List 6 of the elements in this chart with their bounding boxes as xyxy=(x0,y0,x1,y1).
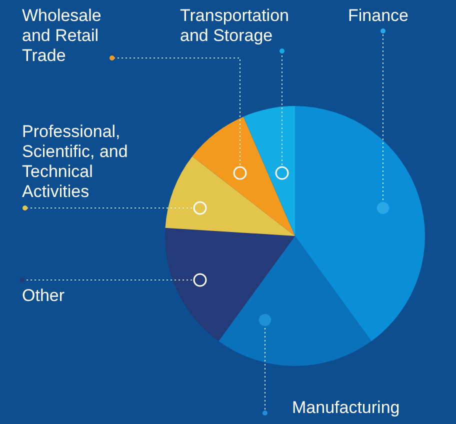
slice-label: Manufacturing xyxy=(292,398,401,418)
slice-label: Wholesale and Retail Trade xyxy=(22,6,102,66)
slice-label: Transportation and Storage xyxy=(180,6,290,46)
slice-label: Professional, Scientific, and Technical Activities xyxy=(22,122,129,202)
slice-label: Finance xyxy=(348,6,410,26)
slice-label: Other xyxy=(22,286,66,306)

=-=-=-=-=

Exercise details -
Copy out the rows above word for word, omitting the pictures.

Task solution -
List 6 of the elements in this chart with their bounding boxes as xyxy=(x0,y0,x1,y1).
slice-label: Manufacturing xyxy=(292,398,401,418)
slice-label: Wholesale and Retail Trade xyxy=(22,6,102,66)
slice-label: Transportation and Storage xyxy=(180,6,290,46)
slice-label: Professional, Scientific, and Technical Activities xyxy=(22,122,129,202)
slice-label: Finance xyxy=(348,6,410,26)
slice-label: Other xyxy=(22,286,66,306)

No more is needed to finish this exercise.